What you will do ▸ Return the listing below unchanged, minus its pictures.
[Start of Information provided]
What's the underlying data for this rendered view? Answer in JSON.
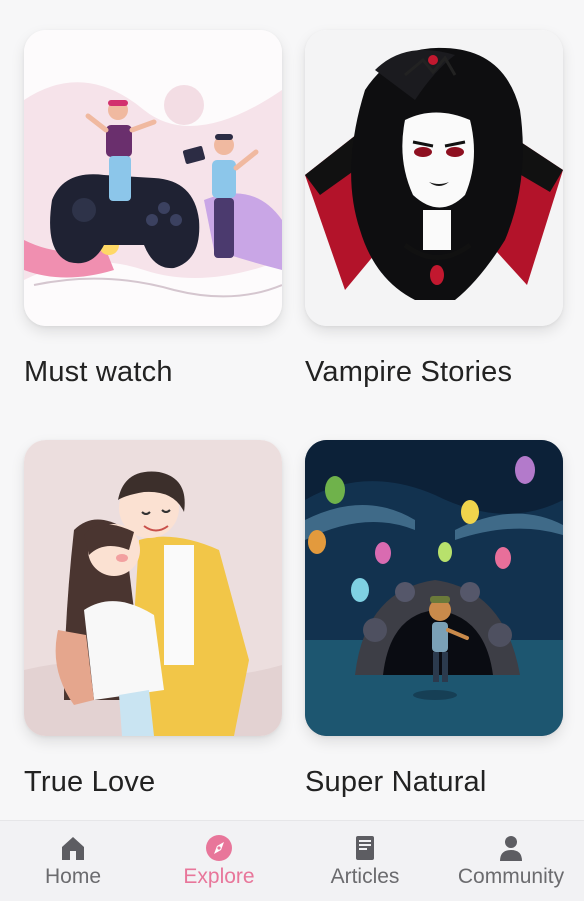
{
  "cards": [
    {
      "title": "Must watch",
      "image": "gamers-illustration"
    },
    {
      "title": "Vampire Stories",
      "image": "vampire-woman-illustration"
    },
    {
      "title": "True Love",
      "image": "couple-illustration"
    },
    {
      "title": "Super Natural",
      "image": "owls-cave-illustration"
    }
  ],
  "nav": {
    "active": "Explore",
    "items": [
      {
        "label": "Home",
        "icon": "home-icon"
      },
      {
        "label": "Explore",
        "icon": "compass-icon"
      },
      {
        "label": "Articles",
        "icon": "book-icon"
      },
      {
        "label": "Community",
        "icon": "person-icon"
      }
    ]
  },
  "colors": {
    "accent": "#e8769a",
    "inactive": "#6b6b6e",
    "background": "#f7f7f8"
  }
}
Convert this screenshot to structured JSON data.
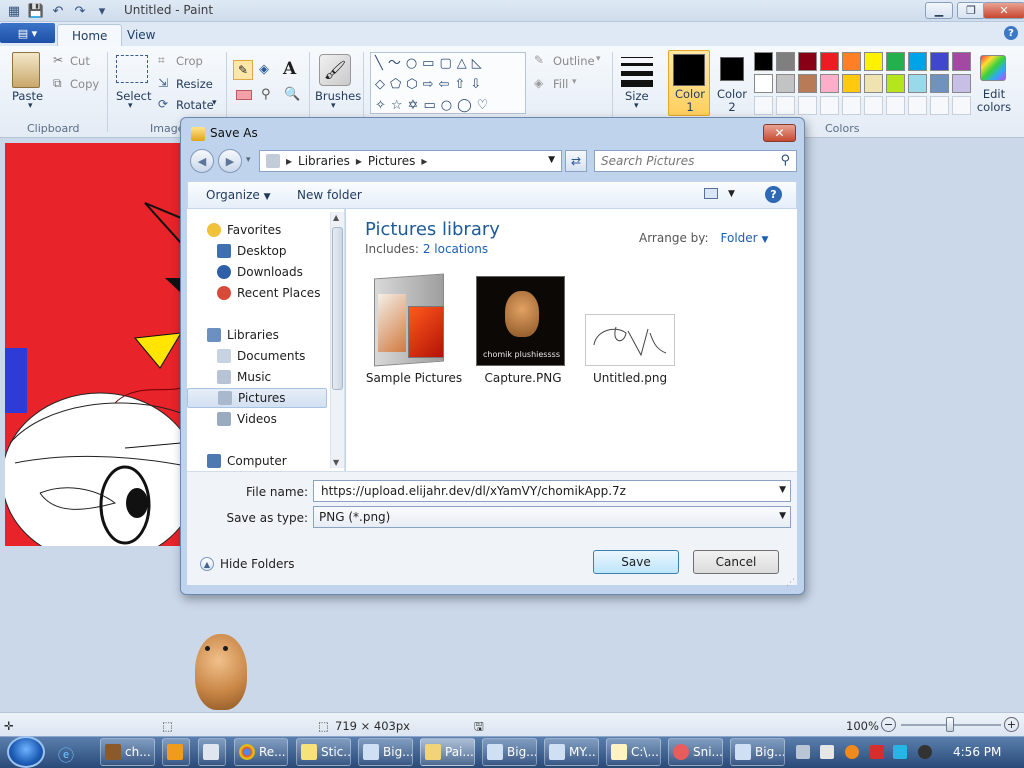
{
  "app": {
    "title": "Untitled - Paint",
    "tabs": [
      "Home",
      "View"
    ],
    "clipboard": {
      "paste": "Paste",
      "cut": "Cut",
      "copy": "Copy",
      "group": "Clipboard"
    },
    "image": {
      "select": "Select",
      "crop": "Crop",
      "resize": "Resize",
      "rotate": "Rotate",
      "group": "Image"
    },
    "tools": {
      "brushes": "Brushes"
    },
    "shapes": {
      "outline": "Outline",
      "fill": "Fill"
    },
    "size": "Size",
    "color1": "Color\n1",
    "color2": "Color\n2",
    "colors_group": "Colors",
    "edit_colors": "Edit\ncolors",
    "palette": [
      "#000000",
      "#7f7f7f",
      "#880015",
      "#ed1c24",
      "#ff7f27",
      "#fff200",
      "#22b14c",
      "#00a2e8",
      "#3f48cc",
      "#a349a4",
      "#ffffff",
      "#c3c3c3",
      "#b97a57",
      "#ffaec9",
      "#ffc90e",
      "#efe4b0",
      "#b5e61d",
      "#99d9ea",
      "#7092be",
      "#c8bfe7"
    ]
  },
  "status": {
    "dimensions": "719 × 403px",
    "zoom": "100%"
  },
  "dialog": {
    "title": "Save As",
    "breadcrumb": [
      "Libraries",
      "Pictures"
    ],
    "search_placeholder": "Search Pictures",
    "organize": "Organize",
    "new_folder": "New folder",
    "nav": {
      "favorites": "Favorites",
      "desktop": "Desktop",
      "downloads": "Downloads",
      "recent": "Recent Places",
      "libraries": "Libraries",
      "documents": "Documents",
      "music": "Music",
      "pictures": "Pictures",
      "videos": "Videos",
      "computer": "Computer"
    },
    "library_title": "Pictures library",
    "includes_label": "Includes:",
    "includes_link": "2 locations",
    "arrange_label": "Arrange by:",
    "arrange_value": "Folder",
    "files": [
      {
        "name": "Sample Pictures"
      },
      {
        "name": "Capture.PNG",
        "caption": "chomik plushiessss"
      },
      {
        "name": "Untitled.png"
      }
    ],
    "filename_label": "File name:",
    "filename_value": "https://upload.elijahr.dev/dl/xYamVY/chomikApp.7z",
    "savetype_label": "Save as type:",
    "savetype_value": "PNG (*.png)",
    "hide_folders": "Hide Folders",
    "save": "Save",
    "cancel": "Cancel"
  },
  "taskbar": {
    "items": [
      "ch...",
      "",
      "",
      "Re...",
      "Stic...",
      "Big...",
      "Pai...",
      "Big...",
      "MY...",
      "C:\\...",
      "Sni...",
      "Big..."
    ],
    "clock": "4:56 PM"
  }
}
[End of Information provided]
Output for this exercise ▸
What's the underlying data for this rendered view? Answer in JSON.
{
  "cards": [
    {
      "title": "Must watch",
      "image": "gamers-illustration"
    },
    {
      "title": "Vampire Stories",
      "image": "vampire-woman-illustration"
    },
    {
      "title": "True Love",
      "image": "couple-illustration"
    },
    {
      "title": "Super Natural",
      "image": "owls-cave-illustration"
    }
  ],
  "nav": {
    "active": "Explore",
    "items": [
      {
        "label": "Home",
        "icon": "home-icon"
      },
      {
        "label": "Explore",
        "icon": "compass-icon"
      },
      {
        "label": "Articles",
        "icon": "book-icon"
      },
      {
        "label": "Community",
        "icon": "person-icon"
      }
    ]
  },
  "colors": {
    "accent": "#e8769a",
    "inactive": "#6b6b6e",
    "background": "#f7f7f8"
  }
}
Convert this screenshot to structured JSON data.
{
  "app": {
    "title": "Untitled - Paint",
    "tabs": [
      "Home",
      "View"
    ],
    "clipboard": {
      "paste": "Paste",
      "cut": "Cut",
      "copy": "Copy",
      "group": "Clipboard"
    },
    "image": {
      "select": "Select",
      "crop": "Crop",
      "resize": "Resize",
      "rotate": "Rotate",
      "group": "Image"
    },
    "tools": {
      "brushes": "Brushes"
    },
    "shapes": {
      "outline": "Outline",
      "fill": "Fill"
    },
    "size": "Size",
    "color1": "Color\n1",
    "color2": "Color\n2",
    "colors_group": "Colors",
    "edit_colors": "Edit\ncolors",
    "palette": [
      "#000000",
      "#7f7f7f",
      "#880015",
      "#ed1c24",
      "#ff7f27",
      "#fff200",
      "#22b14c",
      "#00a2e8",
      "#3f48cc",
      "#a349a4",
      "#ffffff",
      "#c3c3c3",
      "#b97a57",
      "#ffaec9",
      "#ffc90e",
      "#efe4b0",
      "#b5e61d",
      "#99d9ea",
      "#7092be",
      "#c8bfe7"
    ]
  },
  "status": {
    "dimensions": "719 × 403px",
    "zoom": "100%"
  },
  "dialog": {
    "title": "Save As",
    "breadcrumb": [
      "Libraries",
      "Pictures"
    ],
    "search_placeholder": "Search Pictures",
    "organize": "Organize",
    "new_folder": "New folder",
    "nav": {
      "favorites": "Favorites",
      "desktop": "Desktop",
      "downloads": "Downloads",
      "recent": "Recent Places",
      "libraries": "Libraries",
      "documents": "Documents",
      "music": "Music",
      "pictures": "Pictures",
      "videos": "Videos",
      "computer": "Computer"
    },
    "library_title": "Pictures library",
    "includes_label": "Includes:",
    "includes_link": "2 locations",
    "arrange_label": "Arrange by:",
    "arrange_value": "Folder",
    "files": [
      {
        "name": "Sample Pictures"
      },
      {
        "name": "Capture.PNG",
        "caption": "chomik plushiessss"
      },
      {
        "name": "Untitled.png"
      }
    ],
    "filename_label": "File name:",
    "filename_value": "https://upload.elijahr.dev/dl/xYamVY/chomikApp.7z",
    "savetype_label": "Save as type:",
    "savetype_value": "PNG (*.png)",
    "hide_folders": "Hide Folders",
    "save": "Save",
    "cancel": "Cancel"
  },
  "taskbar": {
    "items": [
      "ch...",
      "",
      "",
      "Re...",
      "Stic...",
      "Big...",
      "Pai...",
      "Big...",
      "MY...",
      "C:\\...",
      "Sni...",
      "Big..."
    ],
    "clock": "4:56 PM"
  }
}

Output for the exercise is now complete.